• Dataset records:
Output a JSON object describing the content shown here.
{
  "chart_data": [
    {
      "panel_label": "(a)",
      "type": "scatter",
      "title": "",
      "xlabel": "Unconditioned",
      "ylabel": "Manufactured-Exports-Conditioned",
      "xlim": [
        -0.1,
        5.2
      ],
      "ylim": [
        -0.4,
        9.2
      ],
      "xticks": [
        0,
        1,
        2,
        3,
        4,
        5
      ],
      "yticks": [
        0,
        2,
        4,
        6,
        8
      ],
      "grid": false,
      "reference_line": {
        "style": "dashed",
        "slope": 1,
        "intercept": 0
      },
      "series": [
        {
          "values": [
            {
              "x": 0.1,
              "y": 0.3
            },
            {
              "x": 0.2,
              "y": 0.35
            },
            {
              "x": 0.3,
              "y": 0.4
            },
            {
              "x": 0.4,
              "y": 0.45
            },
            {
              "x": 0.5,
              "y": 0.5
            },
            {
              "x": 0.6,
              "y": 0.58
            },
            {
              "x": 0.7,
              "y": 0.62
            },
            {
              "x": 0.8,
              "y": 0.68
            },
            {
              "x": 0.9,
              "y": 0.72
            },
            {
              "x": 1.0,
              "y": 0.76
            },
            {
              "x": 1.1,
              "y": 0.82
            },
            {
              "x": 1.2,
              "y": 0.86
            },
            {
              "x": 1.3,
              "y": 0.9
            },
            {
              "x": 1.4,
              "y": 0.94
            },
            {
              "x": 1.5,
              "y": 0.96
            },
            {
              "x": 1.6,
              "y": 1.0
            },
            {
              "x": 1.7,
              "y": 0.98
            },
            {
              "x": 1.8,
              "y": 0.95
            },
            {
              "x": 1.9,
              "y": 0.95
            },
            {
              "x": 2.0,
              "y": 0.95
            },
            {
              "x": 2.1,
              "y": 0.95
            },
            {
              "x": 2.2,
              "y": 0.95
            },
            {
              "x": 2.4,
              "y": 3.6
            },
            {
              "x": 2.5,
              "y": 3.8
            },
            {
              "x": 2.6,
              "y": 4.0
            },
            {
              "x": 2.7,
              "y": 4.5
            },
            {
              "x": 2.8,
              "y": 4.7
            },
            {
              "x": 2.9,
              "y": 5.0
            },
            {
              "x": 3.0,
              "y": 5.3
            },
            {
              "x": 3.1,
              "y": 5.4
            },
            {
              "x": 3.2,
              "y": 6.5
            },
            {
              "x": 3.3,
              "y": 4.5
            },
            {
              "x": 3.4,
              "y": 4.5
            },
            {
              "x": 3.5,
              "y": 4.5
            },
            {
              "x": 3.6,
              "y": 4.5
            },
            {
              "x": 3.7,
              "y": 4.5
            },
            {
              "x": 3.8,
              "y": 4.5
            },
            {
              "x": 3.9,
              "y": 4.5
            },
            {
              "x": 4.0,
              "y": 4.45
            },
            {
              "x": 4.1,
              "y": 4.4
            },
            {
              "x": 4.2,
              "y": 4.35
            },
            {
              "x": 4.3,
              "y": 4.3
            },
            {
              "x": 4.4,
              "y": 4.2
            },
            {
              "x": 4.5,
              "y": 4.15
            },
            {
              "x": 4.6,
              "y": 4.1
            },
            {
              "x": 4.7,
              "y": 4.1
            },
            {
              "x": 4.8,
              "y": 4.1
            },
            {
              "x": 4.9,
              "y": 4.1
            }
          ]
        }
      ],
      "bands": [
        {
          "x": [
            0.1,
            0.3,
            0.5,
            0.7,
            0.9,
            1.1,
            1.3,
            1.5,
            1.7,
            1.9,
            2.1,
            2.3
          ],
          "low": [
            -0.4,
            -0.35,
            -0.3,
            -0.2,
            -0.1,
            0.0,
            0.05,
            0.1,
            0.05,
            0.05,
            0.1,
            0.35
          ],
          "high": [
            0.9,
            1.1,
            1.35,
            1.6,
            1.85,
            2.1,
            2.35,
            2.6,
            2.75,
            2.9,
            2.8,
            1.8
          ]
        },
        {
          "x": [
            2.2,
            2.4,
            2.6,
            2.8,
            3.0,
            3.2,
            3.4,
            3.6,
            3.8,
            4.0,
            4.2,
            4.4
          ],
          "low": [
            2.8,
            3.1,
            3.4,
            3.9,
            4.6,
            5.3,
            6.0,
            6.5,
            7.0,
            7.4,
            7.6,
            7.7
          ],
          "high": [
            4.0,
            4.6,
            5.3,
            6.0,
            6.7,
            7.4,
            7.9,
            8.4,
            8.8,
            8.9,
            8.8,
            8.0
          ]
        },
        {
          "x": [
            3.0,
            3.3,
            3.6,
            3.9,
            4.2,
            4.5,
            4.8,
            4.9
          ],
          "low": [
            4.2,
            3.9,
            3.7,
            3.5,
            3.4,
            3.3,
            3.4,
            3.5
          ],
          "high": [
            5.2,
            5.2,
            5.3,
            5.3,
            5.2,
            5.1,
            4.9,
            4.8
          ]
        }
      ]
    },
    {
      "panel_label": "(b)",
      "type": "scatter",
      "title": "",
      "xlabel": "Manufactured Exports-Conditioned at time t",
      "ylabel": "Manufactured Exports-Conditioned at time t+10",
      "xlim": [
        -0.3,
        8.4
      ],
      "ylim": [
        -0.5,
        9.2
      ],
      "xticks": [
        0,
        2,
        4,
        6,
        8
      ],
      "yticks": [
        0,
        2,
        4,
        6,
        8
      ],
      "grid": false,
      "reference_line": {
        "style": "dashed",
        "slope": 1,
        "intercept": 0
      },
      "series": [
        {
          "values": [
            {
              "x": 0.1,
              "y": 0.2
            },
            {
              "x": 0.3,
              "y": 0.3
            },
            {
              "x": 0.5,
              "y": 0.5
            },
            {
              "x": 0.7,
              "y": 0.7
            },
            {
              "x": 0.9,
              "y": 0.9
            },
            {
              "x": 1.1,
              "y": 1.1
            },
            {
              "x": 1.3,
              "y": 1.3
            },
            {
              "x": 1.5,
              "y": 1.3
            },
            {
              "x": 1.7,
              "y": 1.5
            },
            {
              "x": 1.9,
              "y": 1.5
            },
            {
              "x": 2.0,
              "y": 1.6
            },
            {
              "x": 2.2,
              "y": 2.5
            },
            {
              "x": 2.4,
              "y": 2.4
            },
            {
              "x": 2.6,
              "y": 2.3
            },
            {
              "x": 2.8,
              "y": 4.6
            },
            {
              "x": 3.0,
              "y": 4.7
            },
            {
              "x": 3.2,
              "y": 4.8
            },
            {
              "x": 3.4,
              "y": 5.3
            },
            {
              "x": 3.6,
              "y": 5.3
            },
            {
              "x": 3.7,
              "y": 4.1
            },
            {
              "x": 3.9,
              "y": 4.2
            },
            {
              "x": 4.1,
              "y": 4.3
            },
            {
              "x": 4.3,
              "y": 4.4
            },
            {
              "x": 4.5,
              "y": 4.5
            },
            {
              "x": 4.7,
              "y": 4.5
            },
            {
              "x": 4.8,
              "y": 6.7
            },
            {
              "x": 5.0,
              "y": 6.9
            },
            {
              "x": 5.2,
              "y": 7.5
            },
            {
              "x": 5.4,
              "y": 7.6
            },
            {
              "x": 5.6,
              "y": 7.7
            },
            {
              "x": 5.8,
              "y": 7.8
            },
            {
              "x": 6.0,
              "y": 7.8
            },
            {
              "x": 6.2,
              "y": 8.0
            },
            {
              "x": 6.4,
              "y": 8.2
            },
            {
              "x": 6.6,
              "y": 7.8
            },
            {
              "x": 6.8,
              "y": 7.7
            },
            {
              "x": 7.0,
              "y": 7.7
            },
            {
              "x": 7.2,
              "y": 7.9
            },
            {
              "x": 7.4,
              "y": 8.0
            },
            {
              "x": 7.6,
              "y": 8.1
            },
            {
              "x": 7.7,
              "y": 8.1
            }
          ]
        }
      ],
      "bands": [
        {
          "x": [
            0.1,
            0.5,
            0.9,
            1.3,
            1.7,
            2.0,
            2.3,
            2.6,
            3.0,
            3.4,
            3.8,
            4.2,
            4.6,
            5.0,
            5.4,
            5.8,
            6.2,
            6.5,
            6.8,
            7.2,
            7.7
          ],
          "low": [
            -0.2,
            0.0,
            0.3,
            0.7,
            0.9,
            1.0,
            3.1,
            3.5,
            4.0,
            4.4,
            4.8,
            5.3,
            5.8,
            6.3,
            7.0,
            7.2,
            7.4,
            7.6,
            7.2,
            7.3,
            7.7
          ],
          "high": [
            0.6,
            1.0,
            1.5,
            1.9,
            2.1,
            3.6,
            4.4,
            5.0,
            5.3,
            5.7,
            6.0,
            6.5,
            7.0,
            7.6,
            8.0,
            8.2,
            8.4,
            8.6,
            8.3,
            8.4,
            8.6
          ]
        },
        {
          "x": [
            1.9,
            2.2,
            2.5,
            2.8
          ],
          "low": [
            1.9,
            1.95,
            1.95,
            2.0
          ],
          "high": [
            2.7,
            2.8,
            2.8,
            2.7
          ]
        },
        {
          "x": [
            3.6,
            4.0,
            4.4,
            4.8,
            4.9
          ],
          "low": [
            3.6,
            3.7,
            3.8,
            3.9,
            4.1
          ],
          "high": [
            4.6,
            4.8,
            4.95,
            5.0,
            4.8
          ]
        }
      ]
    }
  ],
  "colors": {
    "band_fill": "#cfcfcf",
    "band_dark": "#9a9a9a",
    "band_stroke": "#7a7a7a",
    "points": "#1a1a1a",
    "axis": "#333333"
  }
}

• TASK INSTRUCTIONS: Look through the entries and find each line that has the string "xlabel". Copy those lines.

• RESULT OF THE TASK:
      "xlabel": "Unconditioned",
      "xlabel": "Manufactured Exports-Conditioned at time t",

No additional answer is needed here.